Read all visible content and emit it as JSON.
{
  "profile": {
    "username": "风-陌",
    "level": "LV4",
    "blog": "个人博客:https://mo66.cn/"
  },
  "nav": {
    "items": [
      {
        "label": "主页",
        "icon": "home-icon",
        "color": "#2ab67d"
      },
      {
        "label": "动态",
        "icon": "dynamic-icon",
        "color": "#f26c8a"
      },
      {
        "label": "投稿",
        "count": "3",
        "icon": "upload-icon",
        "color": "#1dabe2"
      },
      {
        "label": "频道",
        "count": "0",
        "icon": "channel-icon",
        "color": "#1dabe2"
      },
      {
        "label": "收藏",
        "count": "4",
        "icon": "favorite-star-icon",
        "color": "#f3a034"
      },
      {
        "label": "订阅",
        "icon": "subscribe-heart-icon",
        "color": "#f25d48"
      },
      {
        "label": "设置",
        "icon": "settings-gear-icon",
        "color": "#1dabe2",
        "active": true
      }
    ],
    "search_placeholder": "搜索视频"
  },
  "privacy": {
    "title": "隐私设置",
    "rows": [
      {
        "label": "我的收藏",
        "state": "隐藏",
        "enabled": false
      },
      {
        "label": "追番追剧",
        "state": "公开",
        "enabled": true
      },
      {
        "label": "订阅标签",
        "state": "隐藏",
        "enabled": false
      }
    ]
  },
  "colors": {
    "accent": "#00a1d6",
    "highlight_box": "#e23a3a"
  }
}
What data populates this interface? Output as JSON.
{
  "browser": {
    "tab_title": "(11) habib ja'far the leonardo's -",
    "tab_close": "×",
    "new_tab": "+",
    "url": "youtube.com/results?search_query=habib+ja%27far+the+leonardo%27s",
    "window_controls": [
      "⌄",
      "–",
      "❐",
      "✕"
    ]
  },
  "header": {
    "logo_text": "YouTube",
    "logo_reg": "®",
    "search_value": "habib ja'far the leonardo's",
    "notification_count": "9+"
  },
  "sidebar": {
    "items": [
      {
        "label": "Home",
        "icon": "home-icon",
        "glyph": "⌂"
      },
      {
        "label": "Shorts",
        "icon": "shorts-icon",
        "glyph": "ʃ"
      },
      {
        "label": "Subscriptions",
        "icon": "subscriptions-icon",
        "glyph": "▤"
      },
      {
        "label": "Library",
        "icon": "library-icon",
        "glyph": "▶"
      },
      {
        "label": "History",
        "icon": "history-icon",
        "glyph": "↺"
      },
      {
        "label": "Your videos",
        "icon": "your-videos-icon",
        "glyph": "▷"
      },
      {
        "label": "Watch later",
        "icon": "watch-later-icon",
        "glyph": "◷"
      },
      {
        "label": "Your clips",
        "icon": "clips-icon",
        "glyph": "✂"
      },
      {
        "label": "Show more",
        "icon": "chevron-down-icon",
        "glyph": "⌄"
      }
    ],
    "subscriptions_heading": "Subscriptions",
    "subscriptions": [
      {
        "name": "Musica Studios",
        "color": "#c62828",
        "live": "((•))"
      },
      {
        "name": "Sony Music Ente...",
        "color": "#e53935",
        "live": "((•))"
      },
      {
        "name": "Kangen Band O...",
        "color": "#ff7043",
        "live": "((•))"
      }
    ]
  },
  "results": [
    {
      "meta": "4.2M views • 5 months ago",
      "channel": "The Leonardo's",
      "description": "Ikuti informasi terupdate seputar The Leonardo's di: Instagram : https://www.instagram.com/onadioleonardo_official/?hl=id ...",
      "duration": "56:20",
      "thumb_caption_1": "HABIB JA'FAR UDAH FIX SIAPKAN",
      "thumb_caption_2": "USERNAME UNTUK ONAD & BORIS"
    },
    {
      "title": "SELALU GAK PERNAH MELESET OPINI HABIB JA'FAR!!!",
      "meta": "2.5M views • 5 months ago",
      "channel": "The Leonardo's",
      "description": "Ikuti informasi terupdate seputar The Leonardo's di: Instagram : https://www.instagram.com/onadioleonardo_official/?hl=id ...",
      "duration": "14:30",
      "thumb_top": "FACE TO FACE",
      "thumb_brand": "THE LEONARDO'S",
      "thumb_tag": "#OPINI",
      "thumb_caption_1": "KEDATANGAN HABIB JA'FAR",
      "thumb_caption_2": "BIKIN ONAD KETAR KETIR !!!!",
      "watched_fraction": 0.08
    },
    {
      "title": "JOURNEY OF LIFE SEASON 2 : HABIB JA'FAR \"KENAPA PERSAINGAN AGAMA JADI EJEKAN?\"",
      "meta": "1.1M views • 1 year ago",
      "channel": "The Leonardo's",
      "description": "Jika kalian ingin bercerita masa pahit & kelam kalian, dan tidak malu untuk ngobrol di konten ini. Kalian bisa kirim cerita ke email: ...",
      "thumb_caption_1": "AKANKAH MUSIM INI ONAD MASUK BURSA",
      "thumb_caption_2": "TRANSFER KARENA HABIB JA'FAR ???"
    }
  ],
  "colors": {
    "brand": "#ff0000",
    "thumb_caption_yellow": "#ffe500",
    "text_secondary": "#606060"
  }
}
★ ★ ★ ★ ★
→ **THE REQUEST**: Can you restate every record above word for word?

→ **WRITTEN ANSWER**:
Read all visible content and emit it as JSON.
{
  "profile": {
    "username": "风-陌",
    "level": "LV4",
    "blog": "个人博客:https://mo66.cn/"
  },
  "nav": {
    "items": [
      {
        "label": "主页",
        "icon": "home-icon",
        "color": "#2ab67d"
      },
      {
        "label": "动态",
        "icon": "dynamic-icon",
        "color": "#f26c8a"
      },
      {
        "label": "投稿",
        "count": "3",
        "icon": "upload-icon",
        "color": "#1dabe2"
      },
      {
        "label": "频道",
        "count": "0",
        "icon": "channel-icon",
        "color": "#1dabe2"
      },
      {
        "label": "收藏",
        "count": "4",
        "icon": "favorite-star-icon",
        "color": "#f3a034"
      },
      {
        "label": "订阅",
        "icon": "subscribe-heart-icon",
        "color": "#f25d48"
      },
      {
        "label": "设置",
        "icon": "settings-gear-icon",
        "color": "#1dabe2",
        "active": true
      }
    ],
    "search_placeholder": "搜索视频"
  },
  "privacy": {
    "title": "隐私设置",
    "rows": [
      {
        "label": "我的收藏",
        "state": "隐藏",
        "enabled": false
      },
      {
        "label": "追番追剧",
        "state": "公开",
        "enabled": true
      },
      {
        "label": "订阅标签",
        "state": "隐藏",
        "enabled": false
      }
    ]
  },
  "colors": {
    "accent": "#00a1d6",
    "highlight_box": "#e23a3a"
  }
}
What data populates this interface? Output as JSON.
{
  "browser": {
    "tab_title": "(11) habib ja'far the leonardo's -",
    "tab_close": "×",
    "new_tab": "+",
    "url": "youtube.com/results?search_query=habib+ja%27far+the+leonardo%27s",
    "window_controls": [
      "⌄",
      "–",
      "❐",
      "✕"
    ]
  },
  "header": {
    "logo_text": "YouTube",
    "logo_reg": "®",
    "search_value": "habib ja'far the leonardo's",
    "notification_count": "9+"
  },
  "sidebar": {
    "items": [
      {
        "label": "Home",
        "icon": "home-icon",
        "glyph": "⌂"
      },
      {
        "label": "Shorts",
        "icon": "shorts-icon",
        "glyph": "ʃ"
      },
      {
        "label": "Subscriptions",
        "icon": "subscriptions-icon",
        "glyph": "▤"
      },
      {
        "label": "Library",
        "icon": "library-icon",
        "glyph": "▶"
      },
      {
        "label": "History",
        "icon": "history-icon",
        "glyph": "↺"
      },
      {
        "label": "Your videos",
        "icon": "your-videos-icon",
        "glyph": "▷"
      },
      {
        "label": "Watch later",
        "icon": "watch-later-icon",
        "glyph": "◷"
      },
      {
        "label": "Your clips",
        "icon": "clips-icon",
        "glyph": "✂"
      },
      {
        "label": "Show more",
        "icon": "chevron-down-icon",
        "glyph": "⌄"
      }
    ],
    "subscriptions_heading": "Subscriptions",
    "subscriptions": [
      {
        "name": "Musica Studios",
        "color": "#c62828",
        "live": "((•))"
      },
      {
        "name": "Sony Music Ente...",
        "color": "#e53935",
        "live": "((•))"
      },
      {
        "name": "Kangen Band O...",
        "color": "#ff7043",
        "live": "((•))"
      }
    ]
  },
  "results": [
    {
      "meta": "4.2M views • 5 months ago",
      "channel": "The Leonardo's",
      "description": "Ikuti informasi terupdate seputar The Leonardo's di: Instagram : https://www.instagram.com/onadioleonardo_official/?hl=id ...",
      "duration": "56:20",
      "thumb_caption_1": "HABIB JA'FAR UDAH FIX SIAPKAN",
      "thumb_caption_2": "USERNAME UNTUK ONAD & BORIS"
    },
    {
      "title": "SELALU GAK PERNAH MELESET OPINI HABIB JA'FAR!!!",
      "meta": "2.5M views • 5 months ago",
      "channel": "The Leonardo's",
      "description": "Ikuti informasi terupdate seputar The Leonardo's di: Instagram : https://www.instagram.com/onadioleonardo_official/?hl=id ...",
      "duration": "14:30",
      "thumb_top": "FACE TO FACE",
      "thumb_brand": "THE LEONARDO'S",
      "thumb_tag": "#OPINI",
      "thumb_caption_1": "KEDATANGAN HABIB JA'FAR",
      "thumb_caption_2": "BIKIN ONAD KETAR KETIR !!!!",
      "watched_fraction": 0.08
    },
    {
      "title": "JOURNEY OF LIFE SEASON 2 : HABIB JA'FAR \"KENAPA PERSAINGAN AGAMA JADI EJEKAN?\"",
      "meta": "1.1M views • 1 year ago",
      "channel": "The Leonardo's",
      "description": "Jika kalian ingin bercerita masa pahit & kelam kalian, dan tidak malu untuk ngobrol di konten ini. Kalian bisa kirim cerita ke email: ...",
      "thumb_caption_1": "AKANKAH MUSIM INI ONAD MASUK BURSA",
      "thumb_caption_2": "TRANSFER KARENA HABIB JA'FAR ???"
    }
  ],
  "colors": {
    "brand": "#ff0000",
    "thumb_caption_yellow": "#ffe500",
    "text_secondary": "#606060"
  }
}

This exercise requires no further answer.